Task details: Write the data out again, exactly as given.
────────────────
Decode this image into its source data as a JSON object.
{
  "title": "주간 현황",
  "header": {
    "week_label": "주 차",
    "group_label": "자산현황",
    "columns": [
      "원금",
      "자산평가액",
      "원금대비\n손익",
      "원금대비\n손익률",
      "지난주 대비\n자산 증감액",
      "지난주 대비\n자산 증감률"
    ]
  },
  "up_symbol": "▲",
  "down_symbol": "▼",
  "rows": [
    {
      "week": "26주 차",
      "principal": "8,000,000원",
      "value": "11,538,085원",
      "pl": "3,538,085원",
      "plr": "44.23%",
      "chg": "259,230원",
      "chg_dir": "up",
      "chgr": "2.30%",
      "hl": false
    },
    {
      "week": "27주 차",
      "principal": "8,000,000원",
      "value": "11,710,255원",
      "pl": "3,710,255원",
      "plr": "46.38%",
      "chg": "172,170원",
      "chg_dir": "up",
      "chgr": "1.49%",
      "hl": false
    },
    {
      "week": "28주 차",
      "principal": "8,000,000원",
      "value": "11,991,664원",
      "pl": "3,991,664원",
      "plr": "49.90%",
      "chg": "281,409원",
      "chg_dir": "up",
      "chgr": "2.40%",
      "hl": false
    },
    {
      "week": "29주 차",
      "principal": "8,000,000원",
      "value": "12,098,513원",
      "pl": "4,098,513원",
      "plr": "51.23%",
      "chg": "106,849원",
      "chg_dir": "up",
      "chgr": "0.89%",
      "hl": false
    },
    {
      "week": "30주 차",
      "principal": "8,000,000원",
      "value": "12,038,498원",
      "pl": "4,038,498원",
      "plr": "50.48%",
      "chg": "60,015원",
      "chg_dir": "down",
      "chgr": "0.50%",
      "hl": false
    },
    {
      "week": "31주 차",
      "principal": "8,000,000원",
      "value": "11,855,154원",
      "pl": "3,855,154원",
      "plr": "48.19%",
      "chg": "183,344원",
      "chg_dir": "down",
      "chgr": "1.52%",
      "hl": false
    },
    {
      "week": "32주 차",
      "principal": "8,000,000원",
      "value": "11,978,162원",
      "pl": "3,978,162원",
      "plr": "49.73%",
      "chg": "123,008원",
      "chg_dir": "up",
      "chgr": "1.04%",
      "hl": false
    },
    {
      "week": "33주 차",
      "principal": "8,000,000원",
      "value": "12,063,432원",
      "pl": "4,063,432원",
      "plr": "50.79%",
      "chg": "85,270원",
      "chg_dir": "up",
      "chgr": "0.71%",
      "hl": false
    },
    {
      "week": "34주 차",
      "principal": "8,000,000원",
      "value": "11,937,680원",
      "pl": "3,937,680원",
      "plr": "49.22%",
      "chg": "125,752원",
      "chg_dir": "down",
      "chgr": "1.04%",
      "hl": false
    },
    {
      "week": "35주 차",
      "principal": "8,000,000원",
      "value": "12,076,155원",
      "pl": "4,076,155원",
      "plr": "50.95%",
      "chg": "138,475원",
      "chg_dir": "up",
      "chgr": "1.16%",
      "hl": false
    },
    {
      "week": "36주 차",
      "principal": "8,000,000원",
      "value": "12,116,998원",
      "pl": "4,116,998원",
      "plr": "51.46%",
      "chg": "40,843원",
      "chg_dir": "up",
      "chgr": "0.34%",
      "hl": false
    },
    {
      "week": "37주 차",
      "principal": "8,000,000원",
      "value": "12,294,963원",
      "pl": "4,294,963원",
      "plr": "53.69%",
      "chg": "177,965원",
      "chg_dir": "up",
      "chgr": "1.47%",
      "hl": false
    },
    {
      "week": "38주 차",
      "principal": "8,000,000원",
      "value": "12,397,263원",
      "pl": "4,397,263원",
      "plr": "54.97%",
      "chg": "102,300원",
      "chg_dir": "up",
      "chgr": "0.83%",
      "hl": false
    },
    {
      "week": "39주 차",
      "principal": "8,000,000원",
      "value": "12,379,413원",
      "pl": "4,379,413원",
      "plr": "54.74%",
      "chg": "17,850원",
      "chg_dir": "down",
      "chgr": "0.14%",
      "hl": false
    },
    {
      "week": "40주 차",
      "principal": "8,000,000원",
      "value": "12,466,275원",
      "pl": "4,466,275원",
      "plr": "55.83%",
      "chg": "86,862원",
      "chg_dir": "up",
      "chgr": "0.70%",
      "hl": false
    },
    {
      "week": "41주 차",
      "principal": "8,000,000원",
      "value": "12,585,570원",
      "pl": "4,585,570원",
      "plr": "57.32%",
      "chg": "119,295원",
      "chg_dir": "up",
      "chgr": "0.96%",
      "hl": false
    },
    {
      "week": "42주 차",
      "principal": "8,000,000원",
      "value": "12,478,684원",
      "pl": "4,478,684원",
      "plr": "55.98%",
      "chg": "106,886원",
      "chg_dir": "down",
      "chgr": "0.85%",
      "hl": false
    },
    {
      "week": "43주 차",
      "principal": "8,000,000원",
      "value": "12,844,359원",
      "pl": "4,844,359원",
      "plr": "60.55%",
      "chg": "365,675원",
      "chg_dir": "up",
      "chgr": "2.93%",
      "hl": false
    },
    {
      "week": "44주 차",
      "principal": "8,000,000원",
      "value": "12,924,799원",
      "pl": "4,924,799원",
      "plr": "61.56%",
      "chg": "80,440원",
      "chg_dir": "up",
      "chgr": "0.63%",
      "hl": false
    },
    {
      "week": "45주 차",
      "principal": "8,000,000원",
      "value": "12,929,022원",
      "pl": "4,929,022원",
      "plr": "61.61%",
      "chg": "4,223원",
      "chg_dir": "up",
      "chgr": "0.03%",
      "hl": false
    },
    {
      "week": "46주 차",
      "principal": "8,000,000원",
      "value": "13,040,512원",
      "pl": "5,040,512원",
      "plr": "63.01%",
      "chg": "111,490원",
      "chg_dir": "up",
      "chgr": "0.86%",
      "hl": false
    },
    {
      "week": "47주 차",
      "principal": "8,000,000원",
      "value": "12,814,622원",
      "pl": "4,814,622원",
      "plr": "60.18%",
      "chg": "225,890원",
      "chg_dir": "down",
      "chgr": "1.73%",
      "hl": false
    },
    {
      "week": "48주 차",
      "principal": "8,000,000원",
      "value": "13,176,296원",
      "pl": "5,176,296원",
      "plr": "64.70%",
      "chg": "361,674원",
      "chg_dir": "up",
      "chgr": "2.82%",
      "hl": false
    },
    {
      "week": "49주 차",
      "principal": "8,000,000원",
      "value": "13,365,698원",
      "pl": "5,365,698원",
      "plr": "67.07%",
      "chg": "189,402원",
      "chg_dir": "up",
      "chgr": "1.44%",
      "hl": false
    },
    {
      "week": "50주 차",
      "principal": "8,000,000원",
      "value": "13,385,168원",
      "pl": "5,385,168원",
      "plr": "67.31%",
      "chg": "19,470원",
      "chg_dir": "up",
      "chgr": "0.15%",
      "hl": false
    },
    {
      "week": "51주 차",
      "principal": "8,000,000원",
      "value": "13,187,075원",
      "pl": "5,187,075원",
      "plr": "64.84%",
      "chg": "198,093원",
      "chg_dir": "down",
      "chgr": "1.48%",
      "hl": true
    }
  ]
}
────────────────
Exercise answer:
Decode this image into its source data as a JSON object.
{
  "title": "주간 현황",
  "header": {
    "week_label": "주 차",
    "group_label": "자산현황",
    "columns": [
      "원금",
      "자산평가액",
      "원금대비\n손익",
      "원금대비\n손익률",
      "지난주 대비\n자산 증감액",
      "지난주 대비\n자산 증감률"
    ]
  },
  "up_symbol": "▲",
  "down_symbol": "▼",
  "rows": [
    {
      "week": "26주 차",
      "principal": "8,000,000원",
      "value": "11,538,085원",
      "pl": "3,538,085원",
      "plr": "44.23%",
      "chg": "259,230원",
      "chg_dir": "up",
      "chgr": "2.30%",
      "hl": false
    },
    {
      "week": "27주 차",
      "principal": "8,000,000원",
      "value": "11,710,255원",
      "pl": "3,710,255원",
      "plr": "46.38%",
      "chg": "172,170원",
      "chg_dir": "up",
      "chgr": "1.49%",
      "hl": false
    },
    {
      "week": "28주 차",
      "principal": "8,000,000원",
      "value": "11,991,664원",
      "pl": "3,991,664원",
      "plr": "49.90%",
      "chg": "281,409원",
      "chg_dir": "up",
      "chgr": "2.40%",
      "hl": false
    },
    {
      "week": "29주 차",
      "principal": "8,000,000원",
      "value": "12,098,513원",
      "pl": "4,098,513원",
      "plr": "51.23%",
      "chg": "106,849원",
      "chg_dir": "up",
      "chgr": "0.89%",
      "hl": false
    },
    {
      "week": "30주 차",
      "principal": "8,000,000원",
      "value": "12,038,498원",
      "pl": "4,038,498원",
      "plr": "50.48%",
      "chg": "60,015원",
      "chg_dir": "down",
      "chgr": "0.50%",
      "hl": false
    },
    {
      "week": "31주 차",
      "principal": "8,000,000원",
      "value": "11,855,154원",
      "pl": "3,855,154원",
      "plr": "48.19%",
      "chg": "183,344원",
      "chg_dir": "down",
      "chgr": "1.52%",
      "hl": false
    },
    {
      "week": "32주 차",
      "principal": "8,000,000원",
      "value": "11,978,162원",
      "pl": "3,978,162원",
      "plr": "49.73%",
      "chg": "123,008원",
      "chg_dir": "up",
      "chgr": "1.04%",
      "hl": false
    },
    {
      "week": "33주 차",
      "principal": "8,000,000원",
      "value": "12,063,432원",
      "pl": "4,063,432원",
      "plr": "50.79%",
      "chg": "85,270원",
      "chg_dir": "up",
      "chgr": "0.71%",
      "hl": false
    },
    {
      "week": "34주 차",
      "principal": "8,000,000원",
      "value": "11,937,680원",
      "pl": "3,937,680원",
      "plr": "49.22%",
      "chg": "125,752원",
      "chg_dir": "down",
      "chgr": "1.04%",
      "hl": false
    },
    {
      "week": "35주 차",
      "principal": "8,000,000원",
      "value": "12,076,155원",
      "pl": "4,076,155원",
      "plr": "50.95%",
      "chg": "138,475원",
      "chg_dir": "up",
      "chgr": "1.16%",
      "hl": false
    },
    {
      "week": "36주 차",
      "principal": "8,000,000원",
      "value": "12,116,998원",
      "pl": "4,116,998원",
      "plr": "51.46%",
      "chg": "40,843원",
      "chg_dir": "up",
      "chgr": "0.34%",
      "hl": false
    },
    {
      "week": "37주 차",
      "principal": "8,000,000원",
      "value": "12,294,963원",
      "pl": "4,294,963원",
      "plr": "53.69%",
      "chg": "177,965원",
      "chg_dir": "up",
      "chgr": "1.47%",
      "hl": false
    },
    {
      "week": "38주 차",
      "principal": "8,000,000원",
      "value": "12,397,263원",
      "pl": "4,397,263원",
      "plr": "54.97%",
      "chg": "102,300원",
      "chg_dir": "up",
      "chgr": "0.83%",
      "hl": false
    },
    {
      "week": "39주 차",
      "principal": "8,000,000원",
      "value": "12,379,413원",
      "pl": "4,379,413원",
      "plr": "54.74%",
      "chg": "17,850원",
      "chg_dir": "down",
      "chgr": "0.14%",
      "hl": false
    },
    {
      "week": "40주 차",
      "principal": "8,000,000원",
      "value": "12,466,275원",
      "pl": "4,466,275원",
      "plr": "55.83%",
      "chg": "86,862원",
      "chg_dir": "up",
      "chgr": "0.70%",
      "hl": false
    },
    {
      "week": "41주 차",
      "principal": "8,000,000원",
      "value": "12,585,570원",
      "pl": "4,585,570원",
      "plr": "57.32%",
      "chg": "119,295원",
      "chg_dir": "up",
      "chgr": "0.96%",
      "hl": false
    },
    {
      "week": "42주 차",
      "principal": "8,000,000원",
      "value": "12,478,684원",
      "pl": "4,478,684원",
      "plr": "55.98%",
      "chg": "106,886원",
      "chg_dir": "down",
      "chgr": "0.85%",
      "hl": false
    },
    {
      "week": "43주 차",
      "principal": "8,000,000원",
      "value": "12,844,359원",
      "pl": "4,844,359원",
      "plr": "60.55%",
      "chg": "365,675원",
      "chg_dir": "up",
      "chgr": "2.93%",
      "hl": false
    },
    {
      "week": "44주 차",
      "principal": "8,000,000원",
      "value": "12,924,799원",
      "pl": "4,924,799원",
      "plr": "61.56%",
      "chg": "80,440원",
      "chg_dir": "up",
      "chgr": "0.63%",
      "hl": false
    },
    {
      "week": "45주 차",
      "principal": "8,000,000원",
      "value": "12,929,022원",
      "pl": "4,929,022원",
      "plr": "61.61%",
      "chg": "4,223원",
      "chg_dir": "up",
      "chgr": "0.03%",
      "hl": false
    },
    {
      "week": "46주 차",
      "principal": "8,000,000원",
      "value": "13,040,512원",
      "pl": "5,040,512원",
      "plr": "63.01%",
      "chg": "111,490원",
      "chg_dir": "up",
      "chgr": "0.86%",
      "hl": false
    },
    {
      "week": "47주 차",
      "principal": "8,000,000원",
      "value": "12,814,622원",
      "pl": "4,814,622원",
      "plr": "60.18%",
      "chg": "225,890원",
      "chg_dir": "down",
      "chgr": "1.73%",
      "hl": false
    },
    {
      "week": "48주 차",
      "principal": "8,000,000원",
      "value": "13,176,296원",
      "pl": "5,176,296원",
      "plr": "64.70%",
      "chg": "361,674원",
      "chg_dir": "up",
      "chgr": "2.82%",
      "hl": false
    },
    {
      "week": "49주 차",
      "principal": "8,000,000원",
      "value": "13,365,698원",
      "pl": "5,365,698원",
      "plr": "67.07%",
      "chg": "189,402원",
      "chg_dir": "up",
      "chgr": "1.44%",
      "hl": false
    },
    {
      "week": "50주 차",
      "principal": "8,000,000원",
      "value": "13,385,168원",
      "pl": "5,385,168원",
      "plr": "67.31%",
      "chg": "19,470원",
      "chg_dir": "up",
      "chgr": "0.15%",
      "hl": false
    },
    {
      "week": "51주 차",
      "principal": "8,000,000원",
      "value": "13,187,075원",
      "pl": "5,187,075원",
      "plr": "64.84%",
      "chg": "198,093원",
      "chg_dir": "down",
      "chgr": "1.48%",
      "hl": true
    }
  ]
}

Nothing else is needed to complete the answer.